→ **Document extract**:

START

I try to get to a customer experience center usually one to two per month. Get in front of our entire employees (500, 600, 700, 800 people) – a couple of our sites have as many as 1,000 people – and get right in front of them and help them understand where we're going and why we're going where we're going. But also, have an open-ended town hall where they can ask me questions and kind of hold me accountable to their experiences.

There's nothing that I love more than to help people understand where we're going and, again, why we're going where we're going, and for somebody to say, "Yeah, but that's not quite happening here, and here's our real experience." That gives us instant information that then we have a choice. We can just do nothing with that or we can go and make changes with that.

We try to get information. We don't want to change things up every five minutes and confuse the organization but if there's something that needs to be changed, if something is not quite right, we go and try to turn around a solution in 24 hours. That way it reinforces within the organization that employee voices are important, heard, and they're acted upon.

END

→ **Listing**:
START

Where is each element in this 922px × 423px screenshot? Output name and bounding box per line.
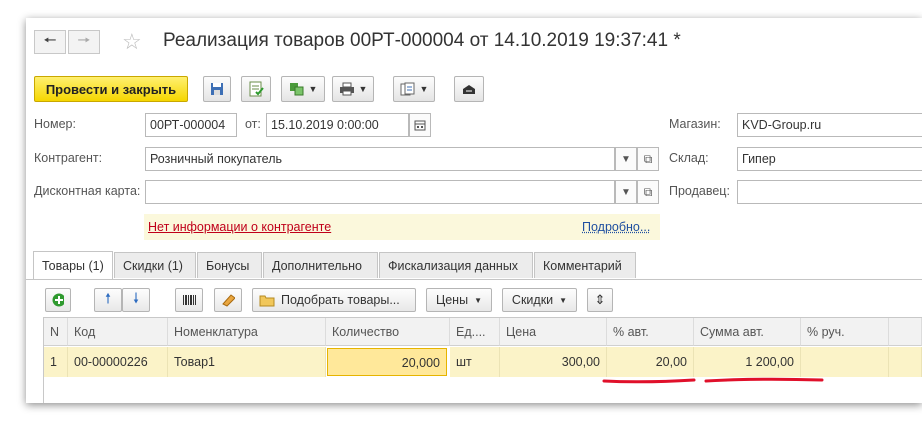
document-window: 🠔 🠖 ☆ Реализация товаров 00РТ-000004 от … xyxy=(26,18,922,403)
open-form-icon: ⧉ xyxy=(643,151,653,166)
details-link[interactable]: Подробно... xyxy=(582,220,650,234)
tab-discounts[interactable]: Скидки (1) xyxy=(114,252,196,278)
counterparty-open-button[interactable]: ⧉ xyxy=(637,147,659,171)
eraser-button[interactable] xyxy=(214,288,242,312)
select-goods-label: Подобрать товары... xyxy=(281,293,400,307)
column-header-price[interactable]: Цена xyxy=(500,318,607,346)
warehouse-label: Склад: xyxy=(669,151,709,165)
table-cell[interactable]: Товар1 xyxy=(168,347,326,377)
reports-icon xyxy=(400,82,415,96)
favorite-star-icon[interactable]: ☆ xyxy=(122,29,142,55)
barcode-icon xyxy=(183,295,196,305)
calendar-button[interactable] xyxy=(409,113,431,137)
chevron-down-icon: ▼ xyxy=(621,186,631,198)
barcode-button[interactable] xyxy=(175,288,203,312)
page-title: Реализация товаров 00РТ-000004 от 14.10.… xyxy=(163,30,681,51)
post-icon xyxy=(249,81,264,97)
discount-card-label: Дисконтная карта: xyxy=(34,184,141,198)
chevron-down-icon: ▼ xyxy=(474,295,482,305)
column-header-nomenclature[interactable]: Номенклатура xyxy=(168,318,326,346)
move-down-button[interactable]: 🠗 xyxy=(122,288,150,312)
discounts-button[interactable]: Скидки ▼ xyxy=(502,288,577,312)
reports-button[interactable]: ▼ xyxy=(393,76,435,102)
calendar-icon xyxy=(414,120,426,131)
tab-goods[interactable]: Товары (1) xyxy=(33,251,113,279)
seller-field[interactable] xyxy=(737,180,922,204)
table-cell[interactable]: шт xyxy=(450,347,500,377)
create-based-on-button[interactable]: ▼ xyxy=(281,76,325,102)
table-cell[interactable]: 1 200,00 xyxy=(694,347,801,377)
back-button[interactable]: 🠔 xyxy=(34,30,66,54)
date-field[interactable]: 15.10.2019 0:00:00 xyxy=(266,113,409,137)
post-and-close-button[interactable]: Провести и закрыть xyxy=(34,76,188,102)
number-label: Номер: xyxy=(34,117,76,131)
tab-fiscalization[interactable]: Фискализация данных xyxy=(379,252,533,278)
number-field[interactable]: 00РТ-000004 xyxy=(145,113,237,137)
arrow-right-icon: 🠖 xyxy=(77,31,91,49)
column-header-auto-sum[interactable]: Сумма авт. xyxy=(694,318,801,346)
add-row-button[interactable] xyxy=(45,288,71,312)
forward-button[interactable]: 🠖 xyxy=(68,30,100,54)
post-button[interactable] xyxy=(241,76,271,102)
cash-register-button[interactable] xyxy=(454,76,484,102)
tab-comment[interactable]: Комментарий xyxy=(534,252,636,278)
tab-bonuses[interactable]: Бонусы xyxy=(197,252,262,278)
table-cell[interactable] xyxy=(801,347,889,377)
save-icon xyxy=(211,83,223,95)
counterparty-info-bar: Нет информации о контрагенте Подробно... xyxy=(144,214,660,240)
eraser-icon xyxy=(222,294,235,307)
table-cell[interactable]: 300,00 xyxy=(500,347,607,377)
warehouse-field[interactable]: Гипер xyxy=(737,147,922,171)
create-based-on-icon xyxy=(289,83,304,96)
red-underline-annotation xyxy=(602,377,824,384)
chevron-down-icon: ▼ xyxy=(621,153,631,165)
column-header-n[interactable]: N xyxy=(44,318,68,346)
counterparty-info-link[interactable]: Нет информации о контрагенте xyxy=(148,220,331,234)
prices-label: Цены xyxy=(435,293,469,307)
column-header-manual-percent[interactable]: % руч. xyxy=(801,318,889,346)
chevron-down-icon: ▼ xyxy=(358,84,368,94)
cash-register-icon xyxy=(463,85,475,94)
discount-card-field[interactable] xyxy=(145,180,615,204)
discounts-label: Скидки xyxy=(511,293,554,307)
table-cell[interactable]: 00-00000226 xyxy=(68,347,168,377)
print-button[interactable]: ▼ xyxy=(332,76,374,102)
expand-button[interactable]: ⇕ xyxy=(587,288,613,312)
table-cell xyxy=(889,347,922,377)
expand-vertical-icon: ⇕ xyxy=(594,292,606,307)
counterparty-field[interactable]: Розничный покупатель xyxy=(145,147,615,171)
date-label: от: xyxy=(245,117,261,131)
discount-card-open-button[interactable]: ⧉ xyxy=(637,180,659,204)
chevron-down-icon: ▼ xyxy=(419,84,429,94)
arrow-down-icon: 🠗 xyxy=(132,290,139,306)
seller-label: Продавец: xyxy=(669,184,730,198)
discount-card-dropdown-button[interactable]: ▼ xyxy=(615,180,637,204)
column-header-code[interactable]: Код xyxy=(68,318,168,346)
store-field[interactable]: KVD-Group.ru xyxy=(737,113,922,137)
chevron-down-icon: ▼ xyxy=(559,295,568,305)
plus-circle-icon xyxy=(52,293,64,307)
arrow-left-icon: 🠔 xyxy=(43,31,57,49)
folder-icon xyxy=(259,295,275,307)
quantity-cell-active[interactable]: 20,000 xyxy=(327,348,447,376)
table-cell[interactable]: 20,00 xyxy=(607,347,694,377)
move-up-button[interactable]: 🠕 xyxy=(94,288,122,312)
counterparty-label: Контрагент: xyxy=(34,151,103,165)
chevron-down-icon: ▼ xyxy=(308,84,318,94)
table-cell[interactable]: 1 xyxy=(44,347,68,377)
column-header-extra xyxy=(889,318,922,346)
column-header-unit[interactable]: Ед.... xyxy=(450,318,500,346)
arrow-up-icon: 🠕 xyxy=(104,290,111,306)
counterparty-dropdown-button[interactable]: ▼ xyxy=(615,147,637,171)
prices-button[interactable]: Цены ▼ xyxy=(426,288,492,312)
print-icon xyxy=(339,82,354,96)
open-form-icon: ⧉ xyxy=(643,184,653,199)
tab-additional[interactable]: Дополнительно xyxy=(263,252,378,278)
store-label: Магазин: xyxy=(669,117,721,131)
select-goods-button[interactable]: Подобрать товары... xyxy=(252,288,416,312)
save-button[interactable] xyxy=(203,76,231,102)
column-header-auto-percent[interactable]: % авт. xyxy=(607,318,694,346)
column-header-quantity[interactable]: Количество xyxy=(326,318,450,346)
tabs-divider xyxy=(26,279,922,280)
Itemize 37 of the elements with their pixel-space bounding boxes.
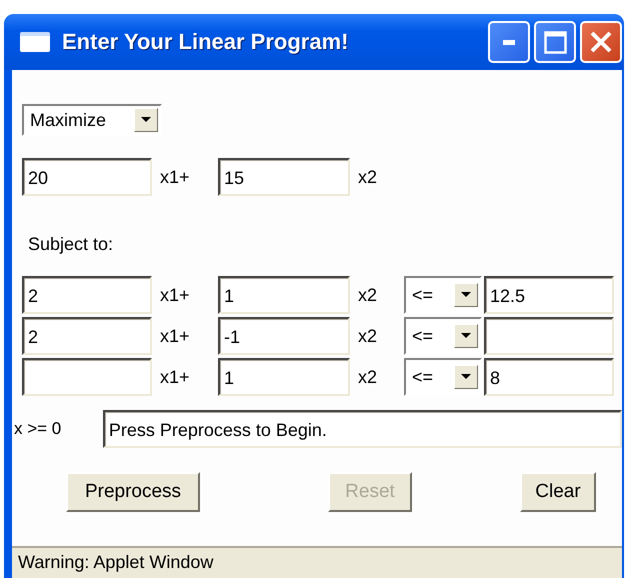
maximize-button[interactable]: [534, 21, 576, 63]
button[interactable]: Preprocess: [66, 472, 200, 512]
minimize-icon: [503, 40, 515, 44]
close-button[interactable]: [580, 21, 622, 63]
variable-label: x1+: [159, 166, 191, 188]
button[interactable]: Clear: [520, 472, 596, 512]
minimize-button[interactable]: [488, 21, 530, 63]
input-field[interactable]: 1: [218, 276, 350, 314]
input-field[interactable]: 2: [22, 276, 152, 314]
status-bar: Warning: Applet Window: [12, 546, 622, 578]
input-field[interactable]: 8: [484, 358, 614, 396]
input-field[interactable]: 20: [22, 158, 152, 196]
input-field[interactable]: Press Preprocess to Begin.: [102, 410, 622, 448]
variable-label: x2: [357, 284, 378, 306]
input-field[interactable]: [22, 358, 152, 396]
input-field[interactable]: 1: [218, 358, 350, 396]
dropdown[interactable]: <=: [404, 358, 482, 396]
variable-label: x1+: [159, 366, 191, 388]
variable-label: x1+: [159, 284, 191, 306]
close-icon: [590, 31, 612, 53]
dropdown[interactable]: <=: [404, 276, 482, 314]
dropdown[interactable]: <=: [404, 317, 482, 355]
input-field[interactable]: 2: [22, 317, 152, 355]
variable-label: x2: [357, 366, 378, 388]
variable-label: x1+: [159, 326, 191, 346]
variable-label: x2: [357, 166, 378, 188]
maximize-icon: [544, 30, 566, 54]
input-field[interactable]: 15: [218, 158, 350, 196]
input-field[interactable]: [484, 317, 614, 355]
constraint-label: x >= 0: [14, 419, 62, 439]
input-field[interactable]: -1: [218, 317, 350, 355]
section-label: Subject to:: [28, 234, 114, 256]
variable-label: x2: [357, 326, 378, 346]
window-icon: [20, 32, 50, 52]
window-title: Enter Your Linear Program!: [62, 29, 348, 55]
dropdown[interactable]: Maximize: [22, 104, 162, 136]
input-field[interactable]: 12.5: [484, 276, 614, 314]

END

→ **Requirement**:
Write what comes next in the passage about holding town halls with employees at customer experience centers, picking up after its final sentence. The items have nothing to do with the passage on employee town halls.

→ **Answer to the problem**:
Then when they're acted upon and we're being just as much as urgent around the employee experience, then it really connects with our frontline employees about why we should be urgent around our customer experience. 

I've got a saying within our company. I've been saying this for a long time that there are two types of people at T-Mobile: those that serve customers and those who serve those who serve customers. We're in one of the two buckets. Either you're serving customers directly or you're serving those who serve customers. 

What I try to do within our leadership team and around our support team is to really make sure that we're serving those who are serving customers. Get their feedback. Be incredibly responsive. Be incredibly urgent with that feedback. And make sure that the employee experience is the very best it possibly can be.

That includes ensuring that we have the right leaders at all levels of the organization. We have a lot of intensity around leadership competencies and how we're performing against those competencies and what we need to be doing to build skillsets to further those competencies for our leaders in an effort to continue to support those frontline employees so those frontline employees are proving an incredible experience to our customers. 

Employee experience drives customer satisfaction

Michael Krigsman: If we were to pull back the curtain on meetings that take place inside T-Mobile, how much is this customer experience theme explicitly raised and discussed?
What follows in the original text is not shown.